- [Task requirements]: Which lines hold the word "연방기금"? Copy each one.

(Figure collection entries)
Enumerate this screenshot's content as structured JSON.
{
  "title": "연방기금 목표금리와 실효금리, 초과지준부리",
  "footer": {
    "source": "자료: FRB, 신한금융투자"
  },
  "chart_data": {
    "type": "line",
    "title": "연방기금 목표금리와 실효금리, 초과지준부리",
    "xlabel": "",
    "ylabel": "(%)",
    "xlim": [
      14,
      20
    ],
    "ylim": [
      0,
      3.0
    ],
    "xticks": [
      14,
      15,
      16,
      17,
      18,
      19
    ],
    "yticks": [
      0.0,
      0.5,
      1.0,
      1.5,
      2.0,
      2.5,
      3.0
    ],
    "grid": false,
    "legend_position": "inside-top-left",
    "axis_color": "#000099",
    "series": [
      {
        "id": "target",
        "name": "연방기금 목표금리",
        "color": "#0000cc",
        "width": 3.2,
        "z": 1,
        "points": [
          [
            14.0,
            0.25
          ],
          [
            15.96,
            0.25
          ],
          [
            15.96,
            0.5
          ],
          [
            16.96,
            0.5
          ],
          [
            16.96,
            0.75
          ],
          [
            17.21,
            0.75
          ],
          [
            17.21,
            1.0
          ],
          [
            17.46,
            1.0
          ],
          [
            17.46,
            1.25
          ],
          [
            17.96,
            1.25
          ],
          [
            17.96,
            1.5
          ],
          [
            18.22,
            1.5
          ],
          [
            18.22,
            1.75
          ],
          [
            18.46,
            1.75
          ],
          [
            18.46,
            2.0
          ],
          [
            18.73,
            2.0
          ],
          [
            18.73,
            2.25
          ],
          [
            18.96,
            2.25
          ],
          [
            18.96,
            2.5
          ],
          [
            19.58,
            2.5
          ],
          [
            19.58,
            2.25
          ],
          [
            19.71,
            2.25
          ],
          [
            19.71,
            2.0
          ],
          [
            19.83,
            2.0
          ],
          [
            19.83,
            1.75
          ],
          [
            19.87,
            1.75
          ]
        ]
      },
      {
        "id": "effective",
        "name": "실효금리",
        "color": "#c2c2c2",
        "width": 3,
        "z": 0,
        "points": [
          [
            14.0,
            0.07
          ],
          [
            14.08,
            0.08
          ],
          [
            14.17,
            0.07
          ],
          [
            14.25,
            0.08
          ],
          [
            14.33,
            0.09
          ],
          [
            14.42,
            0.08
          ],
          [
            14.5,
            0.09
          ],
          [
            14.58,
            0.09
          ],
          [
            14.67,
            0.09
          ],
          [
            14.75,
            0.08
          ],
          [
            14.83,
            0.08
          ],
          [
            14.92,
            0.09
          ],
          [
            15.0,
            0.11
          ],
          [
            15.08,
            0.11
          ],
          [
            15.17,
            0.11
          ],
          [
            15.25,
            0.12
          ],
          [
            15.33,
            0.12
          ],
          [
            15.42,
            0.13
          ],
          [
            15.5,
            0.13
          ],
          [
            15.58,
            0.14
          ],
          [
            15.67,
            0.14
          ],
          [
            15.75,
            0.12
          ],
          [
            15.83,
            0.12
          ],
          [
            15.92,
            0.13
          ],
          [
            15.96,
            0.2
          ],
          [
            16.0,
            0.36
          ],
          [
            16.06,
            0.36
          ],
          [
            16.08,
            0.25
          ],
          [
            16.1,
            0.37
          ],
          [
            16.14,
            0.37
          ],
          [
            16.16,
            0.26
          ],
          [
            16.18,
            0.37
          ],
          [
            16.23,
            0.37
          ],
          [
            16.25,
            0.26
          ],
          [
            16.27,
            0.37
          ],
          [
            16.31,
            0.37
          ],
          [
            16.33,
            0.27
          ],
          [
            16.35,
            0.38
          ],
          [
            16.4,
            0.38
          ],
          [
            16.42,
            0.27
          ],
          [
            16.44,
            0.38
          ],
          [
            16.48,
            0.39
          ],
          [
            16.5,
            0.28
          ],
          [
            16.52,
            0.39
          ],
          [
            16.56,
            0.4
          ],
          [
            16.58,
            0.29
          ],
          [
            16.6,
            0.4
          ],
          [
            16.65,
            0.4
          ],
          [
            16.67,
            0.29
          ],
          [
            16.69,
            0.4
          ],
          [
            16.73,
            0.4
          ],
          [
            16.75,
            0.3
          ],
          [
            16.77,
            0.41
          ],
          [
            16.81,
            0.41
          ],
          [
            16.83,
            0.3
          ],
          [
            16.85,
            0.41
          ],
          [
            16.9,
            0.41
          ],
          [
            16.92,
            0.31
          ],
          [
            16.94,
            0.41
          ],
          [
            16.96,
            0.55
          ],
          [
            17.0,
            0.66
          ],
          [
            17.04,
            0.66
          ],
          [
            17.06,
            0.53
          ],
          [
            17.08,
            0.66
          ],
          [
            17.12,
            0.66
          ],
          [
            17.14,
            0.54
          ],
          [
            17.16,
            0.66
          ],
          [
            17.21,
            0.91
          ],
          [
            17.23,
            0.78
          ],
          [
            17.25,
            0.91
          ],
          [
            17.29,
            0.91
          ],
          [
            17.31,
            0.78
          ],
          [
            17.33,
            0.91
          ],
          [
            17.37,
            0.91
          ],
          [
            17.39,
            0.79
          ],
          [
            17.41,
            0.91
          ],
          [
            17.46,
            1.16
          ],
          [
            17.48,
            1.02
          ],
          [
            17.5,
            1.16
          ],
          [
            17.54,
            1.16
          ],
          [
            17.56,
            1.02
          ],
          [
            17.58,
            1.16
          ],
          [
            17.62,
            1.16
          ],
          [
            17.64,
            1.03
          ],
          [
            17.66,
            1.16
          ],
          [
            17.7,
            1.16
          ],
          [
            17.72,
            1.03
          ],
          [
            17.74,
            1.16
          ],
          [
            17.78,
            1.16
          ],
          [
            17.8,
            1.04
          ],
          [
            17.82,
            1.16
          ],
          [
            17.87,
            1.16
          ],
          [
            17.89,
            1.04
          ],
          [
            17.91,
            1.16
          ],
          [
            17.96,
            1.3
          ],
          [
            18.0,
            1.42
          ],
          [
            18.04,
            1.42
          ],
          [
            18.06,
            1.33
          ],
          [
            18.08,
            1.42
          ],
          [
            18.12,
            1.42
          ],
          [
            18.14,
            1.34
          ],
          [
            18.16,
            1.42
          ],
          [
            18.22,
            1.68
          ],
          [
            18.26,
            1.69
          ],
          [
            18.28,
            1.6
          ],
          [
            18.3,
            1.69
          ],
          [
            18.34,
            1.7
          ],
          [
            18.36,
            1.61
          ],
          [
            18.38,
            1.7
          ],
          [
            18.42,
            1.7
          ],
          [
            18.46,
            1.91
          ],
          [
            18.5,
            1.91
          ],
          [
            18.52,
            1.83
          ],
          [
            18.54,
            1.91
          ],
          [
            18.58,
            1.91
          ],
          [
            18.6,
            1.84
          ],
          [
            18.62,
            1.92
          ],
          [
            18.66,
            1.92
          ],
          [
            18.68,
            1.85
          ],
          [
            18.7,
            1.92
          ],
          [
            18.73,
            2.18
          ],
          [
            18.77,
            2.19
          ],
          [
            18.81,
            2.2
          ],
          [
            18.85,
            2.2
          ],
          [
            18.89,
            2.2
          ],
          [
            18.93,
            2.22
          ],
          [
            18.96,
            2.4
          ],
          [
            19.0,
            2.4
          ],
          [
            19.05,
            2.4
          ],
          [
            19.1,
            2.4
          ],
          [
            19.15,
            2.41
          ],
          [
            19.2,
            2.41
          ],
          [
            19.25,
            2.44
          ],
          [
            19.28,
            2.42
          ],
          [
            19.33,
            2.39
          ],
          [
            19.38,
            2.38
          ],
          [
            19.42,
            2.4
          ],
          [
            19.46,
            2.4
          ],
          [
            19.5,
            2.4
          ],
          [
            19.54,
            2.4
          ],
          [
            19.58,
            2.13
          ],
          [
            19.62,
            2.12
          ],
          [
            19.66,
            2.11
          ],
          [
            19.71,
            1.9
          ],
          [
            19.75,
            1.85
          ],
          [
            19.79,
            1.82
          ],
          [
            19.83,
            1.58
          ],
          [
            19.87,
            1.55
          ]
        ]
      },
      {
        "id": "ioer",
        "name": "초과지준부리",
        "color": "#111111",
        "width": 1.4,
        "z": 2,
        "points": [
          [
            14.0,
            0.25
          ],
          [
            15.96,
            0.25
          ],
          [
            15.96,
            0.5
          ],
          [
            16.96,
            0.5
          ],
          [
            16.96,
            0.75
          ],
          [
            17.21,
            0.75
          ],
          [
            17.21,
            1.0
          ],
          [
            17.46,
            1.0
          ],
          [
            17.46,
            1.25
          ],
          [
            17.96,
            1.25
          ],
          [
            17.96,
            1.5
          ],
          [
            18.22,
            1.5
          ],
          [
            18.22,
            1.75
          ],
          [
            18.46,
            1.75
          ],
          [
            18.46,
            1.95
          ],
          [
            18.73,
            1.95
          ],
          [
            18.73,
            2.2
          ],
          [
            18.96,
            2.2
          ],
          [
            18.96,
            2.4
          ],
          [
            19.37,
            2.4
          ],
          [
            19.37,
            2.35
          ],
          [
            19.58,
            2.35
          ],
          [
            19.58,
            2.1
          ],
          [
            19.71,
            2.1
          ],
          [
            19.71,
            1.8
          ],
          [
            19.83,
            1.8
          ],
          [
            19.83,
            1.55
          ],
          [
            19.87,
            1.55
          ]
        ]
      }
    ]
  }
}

- [Response for this exercise]:
  "title": "연방기금 목표금리와 실효금리, 초과지준부리",
    "title": "연방기금 목표금리와 실효금리, 초과지준부리",
        "name": "연방기금 목표금리",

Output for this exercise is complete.